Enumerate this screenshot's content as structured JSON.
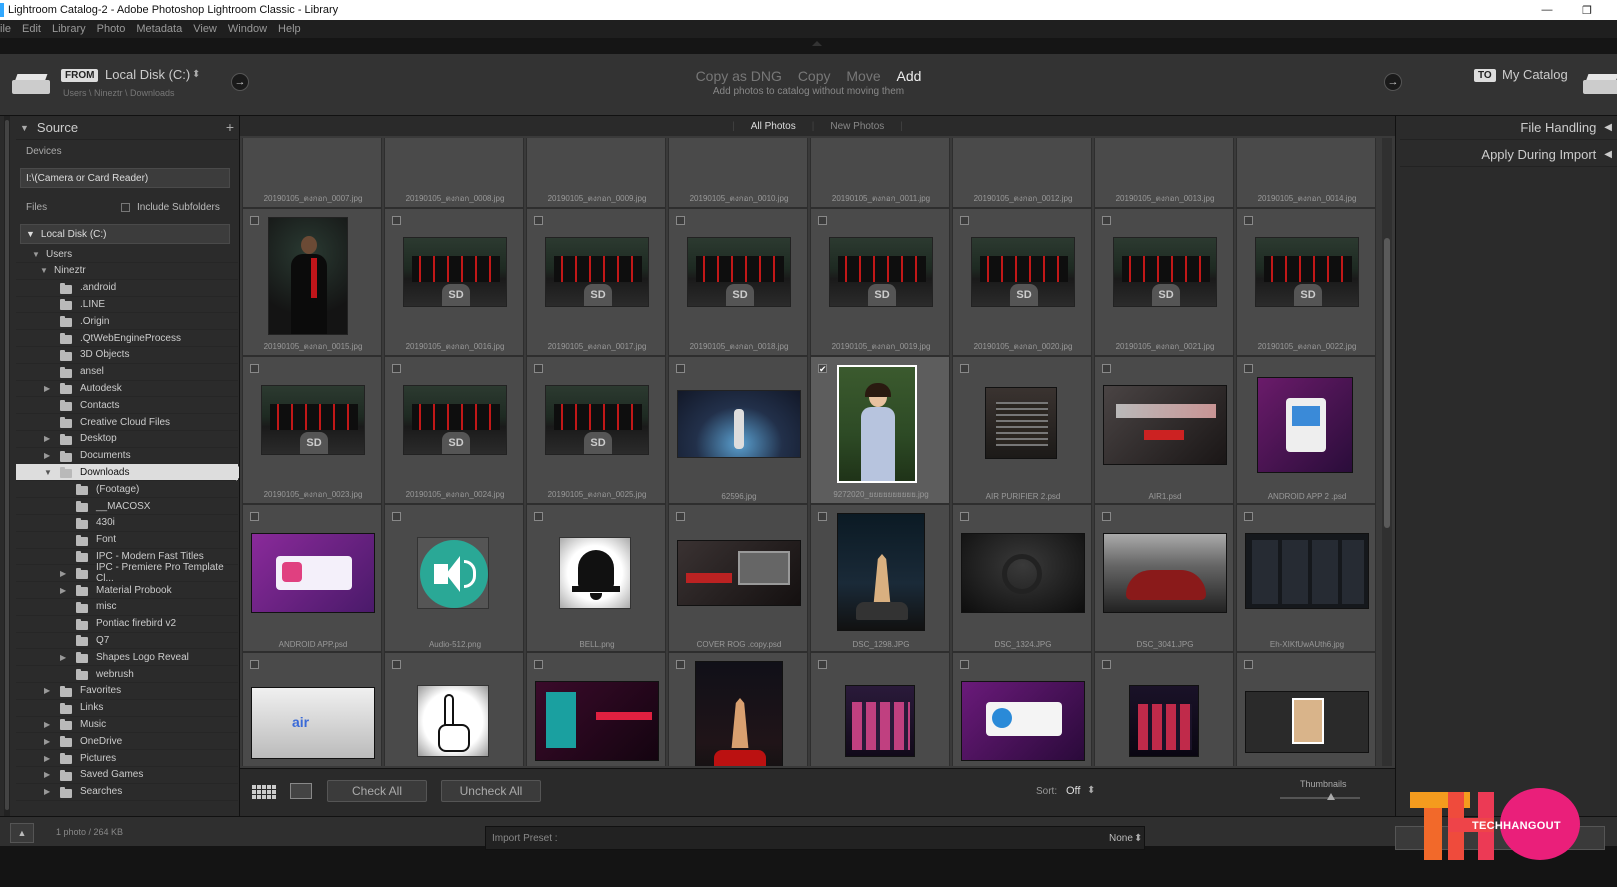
{
  "window": {
    "title": "Lightroom Catalog-2 - Adobe Photoshop Lightroom Classic - Library",
    "minimize": "—",
    "restore": "❐"
  },
  "menu": [
    "ile",
    "Edit",
    "Library",
    "Photo",
    "Metadata",
    "View",
    "Window",
    "Help"
  ],
  "header": {
    "from_tag": "FROM",
    "source_name": "Local Disk (C:)",
    "source_caret": "⬍",
    "source_path": "Users \\ Nineztr \\ Downloads",
    "modes": {
      "copy_dng": "Copy as DNG",
      "copy": "Copy",
      "move": "Move",
      "add": "Add"
    },
    "mode_sub": "Add photos to catalog without moving them",
    "to_tag": "TO",
    "dest_name": "My Catalog",
    "arrow": "→"
  },
  "source_panel": {
    "title": "Source",
    "add": "+",
    "devices_label": "Devices",
    "device": "I:\\(Camera or Card Reader)",
    "files_label": "Files",
    "include_subfolders": "Include Subfolders",
    "local_disk": "Local Disk (C:)",
    "tree": [
      {
        "label": "Users",
        "exp": "▼",
        "level": 0,
        "folder": false
      },
      {
        "label": "Nineztr",
        "exp": "▼",
        "level": 1,
        "folder": false
      },
      {
        "label": ".android",
        "exp": "",
        "level": 2,
        "folder": true
      },
      {
        "label": ".LINE",
        "exp": "",
        "level": 2,
        "folder": true
      },
      {
        "label": ".Origin",
        "exp": "",
        "level": 2,
        "folder": true
      },
      {
        "label": ".QtWebEngineProcess",
        "exp": "",
        "level": 2,
        "folder": true
      },
      {
        "label": "3D Objects",
        "exp": "",
        "level": 2,
        "folder": true
      },
      {
        "label": "ansel",
        "exp": "",
        "level": 2,
        "folder": true
      },
      {
        "label": "Autodesk",
        "exp": "▶",
        "level": 2,
        "folder": true
      },
      {
        "label": "Contacts",
        "exp": "",
        "level": 2,
        "folder": true
      },
      {
        "label": "Creative Cloud Files",
        "exp": "",
        "level": 2,
        "folder": true
      },
      {
        "label": "Desktop",
        "exp": "▶",
        "level": 2,
        "folder": true
      },
      {
        "label": "Documents",
        "exp": "▶",
        "level": 2,
        "folder": true
      },
      {
        "label": "Downloads",
        "exp": "▼",
        "level": 2,
        "folder": true,
        "selected": true
      },
      {
        "label": "(Footage)",
        "exp": "",
        "level": 3,
        "folder": true
      },
      {
        "label": "__MACOSX",
        "exp": "",
        "level": 3,
        "folder": true
      },
      {
        "label": "430i",
        "exp": "",
        "level": 3,
        "folder": true
      },
      {
        "label": "Font",
        "exp": "",
        "level": 3,
        "folder": true
      },
      {
        "label": "IPC - Modern Fast Titles",
        "exp": "",
        "level": 3,
        "folder": true
      },
      {
        "label": "IPC - Premiere Pro Template Cl...",
        "exp": "▶",
        "level": 3,
        "folder": true
      },
      {
        "label": "Material Probook",
        "exp": "▶",
        "level": 3,
        "folder": true
      },
      {
        "label": "misc",
        "exp": "",
        "level": 3,
        "folder": true
      },
      {
        "label": "Pontiac firebird v2",
        "exp": "",
        "level": 3,
        "folder": true
      },
      {
        "label": "Q7",
        "exp": "",
        "level": 3,
        "folder": true
      },
      {
        "label": "Shapes Logo Reveal",
        "exp": "▶",
        "level": 3,
        "folder": true
      },
      {
        "label": "webrush",
        "exp": "",
        "level": 3,
        "folder": true
      },
      {
        "label": "Favorites",
        "exp": "▶",
        "level": 2,
        "folder": true
      },
      {
        "label": "Links",
        "exp": "",
        "level": 2,
        "folder": true
      },
      {
        "label": "Music",
        "exp": "▶",
        "level": 2,
        "folder": true
      },
      {
        "label": "OneDrive",
        "exp": "▶",
        "level": 2,
        "folder": true
      },
      {
        "label": "Pictures",
        "exp": "▶",
        "level": 2,
        "folder": true
      },
      {
        "label": "Saved Games",
        "exp": "▶",
        "level": 2,
        "folder": true
      },
      {
        "label": "Searches",
        "exp": "▶",
        "level": 2,
        "folder": true
      }
    ]
  },
  "center": {
    "tabs": {
      "all": "All Photos",
      "new": "New Photos"
    },
    "rows": [
      [
        {
          "name": "20190105_ตงกอก_0007.jpg",
          "kind": "portrait-crop",
          "checked": false
        },
        {
          "name": "20190105_ตงกอก_0008.jpg",
          "kind": "portrait-crop",
          "checked": false
        },
        {
          "name": "20190105_ตงกอก_0009.jpg",
          "kind": "wide-crop",
          "checked": false
        },
        {
          "name": "20190105_ตงกอก_0010.jpg",
          "kind": "wide-crop",
          "checked": false
        },
        {
          "name": "20190105_ตงกอก_0011.jpg",
          "kind": "wide-crop",
          "checked": false
        },
        {
          "name": "20190105_ตงกอก_0012.jpg",
          "kind": "portrait-crop",
          "checked": false
        },
        {
          "name": "20190105_ตงกอก_0013.jpg",
          "kind": "portrait-crop",
          "checked": false
        },
        {
          "name": "20190105_ตงกอก_0014.jpg",
          "kind": "portrait-crop",
          "checked": false
        }
      ],
      [
        {
          "name": "20190105_ตงกอก_0015.jpg",
          "kind": "portrait",
          "checked": false
        },
        {
          "name": "20190105_ตงกอก_0016.jpg",
          "kind": "group",
          "checked": false
        },
        {
          "name": "20190105_ตงกอก_0017.jpg",
          "kind": "group",
          "checked": false
        },
        {
          "name": "20190105_ตงกอก_0018.jpg",
          "kind": "group",
          "checked": false
        },
        {
          "name": "20190105_ตงกอก_0019.jpg",
          "kind": "group",
          "checked": false
        },
        {
          "name": "20190105_ตงกอก_0020.jpg",
          "kind": "group",
          "checked": false
        },
        {
          "name": "20190105_ตงกอก_0021.jpg",
          "kind": "group",
          "checked": false
        },
        {
          "name": "20190105_ตงกอก_0022.jpg",
          "kind": "group",
          "checked": false
        }
      ],
      [
        {
          "name": "20190105_ตงกอก_0023.jpg",
          "kind": "group",
          "checked": false
        },
        {
          "name": "20190105_ตงกอก_0024.jpg",
          "kind": "group",
          "checked": false
        },
        {
          "name": "20190105_ตงกอก_0025.jpg",
          "kind": "group",
          "checked": false
        },
        {
          "name": "62596.jpg",
          "kind": "stage",
          "checked": false
        },
        {
          "name": "9272020_ยยยยยยยยยย.jpg",
          "kind": "girl",
          "checked": true
        },
        {
          "name": "AIR PURIFIER 2.psd",
          "kind": "product-dark",
          "checked": false
        },
        {
          "name": "AIR1.psd",
          "kind": "ad-red",
          "checked": false
        },
        {
          "name": "ANDROID APP 2 .psd",
          "kind": "android2",
          "checked": false
        }
      ],
      [
        {
          "name": "ANDROID APP.psd",
          "kind": "android",
          "checked": false
        },
        {
          "name": "Audio-512.png",
          "kind": "audio",
          "checked": false
        },
        {
          "name": "BELL.png",
          "kind": "bell",
          "checked": false
        },
        {
          "name": "COVER ROG .copy.psd",
          "kind": "rog",
          "checked": false
        },
        {
          "name": "DSC_1298.JPG",
          "kind": "night",
          "checked": false
        },
        {
          "name": "DSC_1324.JPG",
          "kind": "car-interior",
          "checked": false
        },
        {
          "name": "DSC_3041.JPG",
          "kind": "car-red",
          "checked": false
        },
        {
          "name": "Eh-XIKfUwAUth6.jpg",
          "kind": "apple",
          "checked": false
        }
      ],
      [
        {
          "name": "",
          "kind": "laptop",
          "checked": false
        },
        {
          "name": "",
          "kind": "hand",
          "checked": false
        },
        {
          "name": "",
          "kind": "oneplus",
          "checked": false
        },
        {
          "name": "",
          "kind": "night2",
          "checked": false
        },
        {
          "name": "",
          "kind": "appgrid",
          "checked": false
        },
        {
          "name": "",
          "kind": "ios",
          "checked": false
        },
        {
          "name": "",
          "kind": "appgrid2",
          "checked": false
        },
        {
          "name": "",
          "kind": "frame",
          "checked": false
        }
      ]
    ],
    "toolbar": {
      "check_all": "Check All",
      "uncheck_all": "Uncheck All",
      "sort_label": "Sort:",
      "sort_value": "Off",
      "sort_caret": "⬍",
      "thumbnails": "Thumbnails"
    }
  },
  "right_panel": {
    "file_handling": "File Handling",
    "apply_during_import": "Apply During Import",
    "collapse": "◀"
  },
  "bottom": {
    "status": "1 photo / 264 KB",
    "preset_label": "Import Preset :",
    "preset_value": "None",
    "preset_caret": "⬍",
    "up": "▲"
  },
  "watermark": {
    "text": "TECHHANGOUT"
  },
  "colors": {
    "selected_cell": "#5d5d5d",
    "highlight_row": "#dddddd",
    "brand_pink": "#ea1f7a",
    "brand_orange": "#f49b1e"
  }
}
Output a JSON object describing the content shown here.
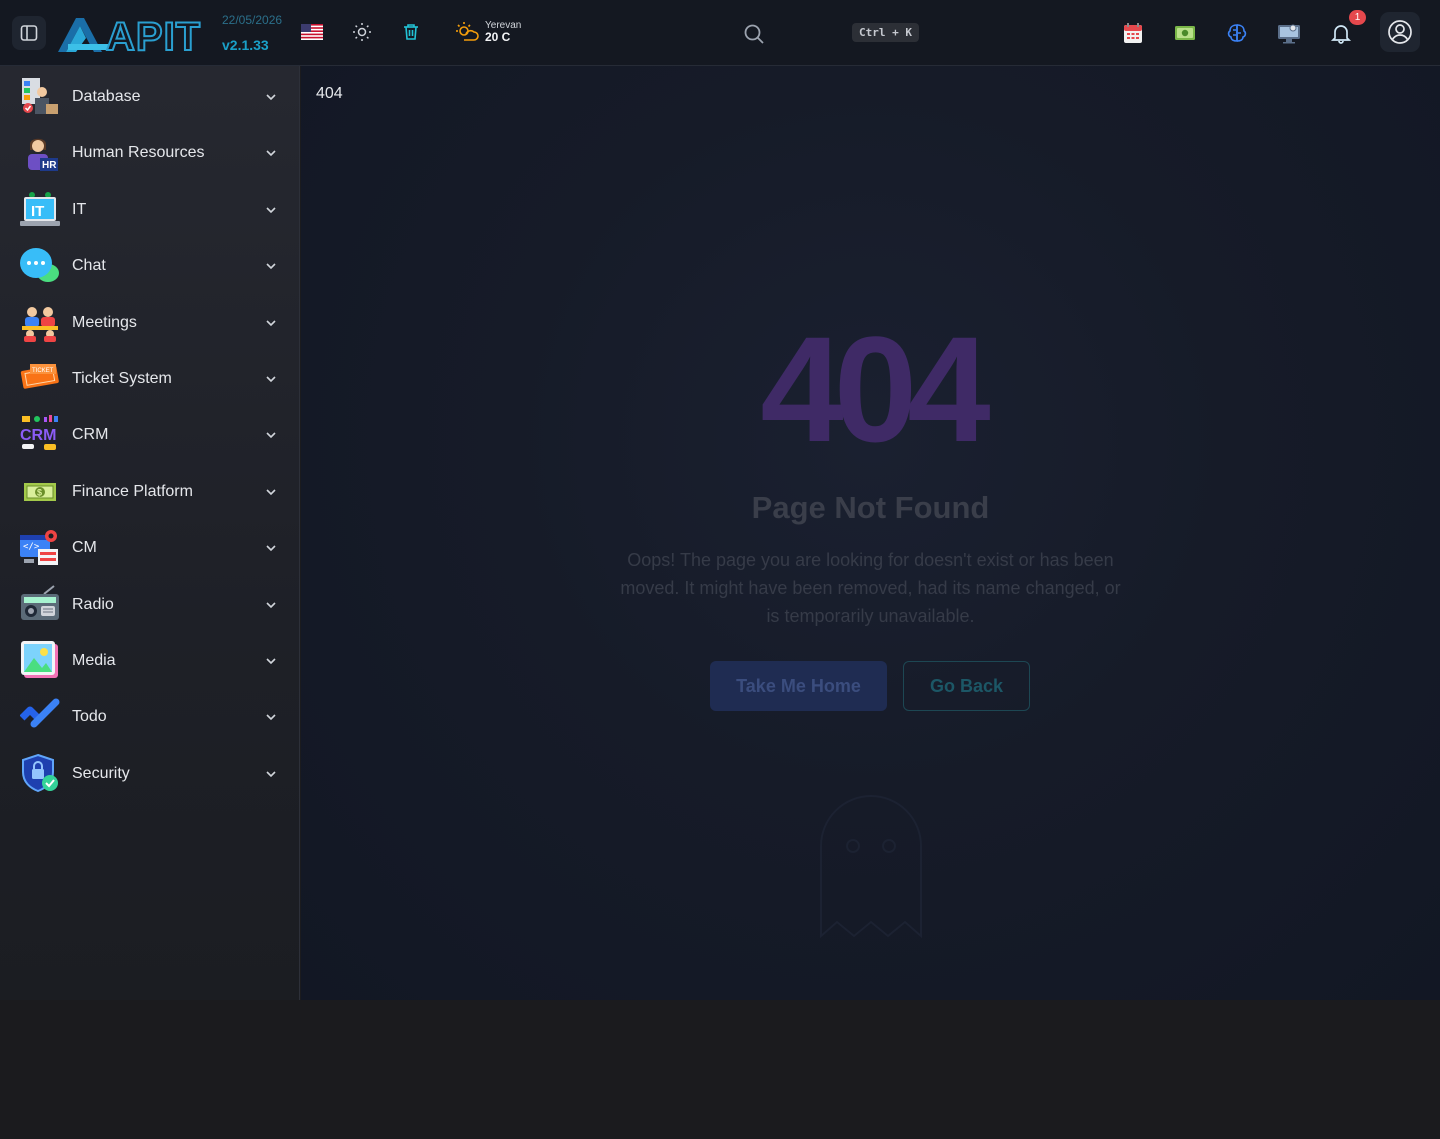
{
  "header": {
    "logo_text": "APIT",
    "date": "22/05/2026",
    "version": "v2.1.33",
    "weather": {
      "city": "Yerevan",
      "temp": "20 C"
    },
    "search_shortcut": "Ctrl + K",
    "notification_count": "1",
    "icons": [
      "sidebar-toggle-icon",
      "us-flag-icon",
      "sun-icon",
      "trash-icon",
      "weather-icon",
      "search-icon",
      "calendar-icon",
      "money-icon",
      "brain-icon",
      "monitor-icon",
      "bell-icon",
      "user-icon"
    ]
  },
  "sidebar": {
    "items": [
      {
        "label": "Database",
        "icon": "database-icon"
      },
      {
        "label": "Human Resources",
        "icon": "hr-icon"
      },
      {
        "label": "IT",
        "icon": "it-icon"
      },
      {
        "label": "Chat",
        "icon": "chat-icon"
      },
      {
        "label": "Meetings",
        "icon": "meetings-icon"
      },
      {
        "label": "Ticket System",
        "icon": "ticket-icon"
      },
      {
        "label": "CRM",
        "icon": "crm-icon"
      },
      {
        "label": "Finance Platform",
        "icon": "finance-icon"
      },
      {
        "label": "CM",
        "icon": "cm-icon"
      },
      {
        "label": "Radio",
        "icon": "radio-icon"
      },
      {
        "label": "Media",
        "icon": "media-icon"
      },
      {
        "label": "Todo",
        "icon": "todo-icon"
      },
      {
        "label": "Security",
        "icon": "security-icon"
      }
    ]
  },
  "main": {
    "breadcrumb": "404",
    "code": "404",
    "title": "Page Not Found",
    "description": "Oops! The page you are looking for doesn't exist or has been moved. It might have been removed, had its name changed, or is temporarily unavailable.",
    "home_button": "Take Me Home",
    "back_button": "Go Back"
  },
  "colors": {
    "accent": "#1aa0c8",
    "code_purple": "#3f2a66",
    "badge_red": "#e5484d"
  }
}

→ **WORK TO BE COMPLETED**:
In the data above, tally the lines holding "content" and answer with the figure only.

→ **ANSWER**:
2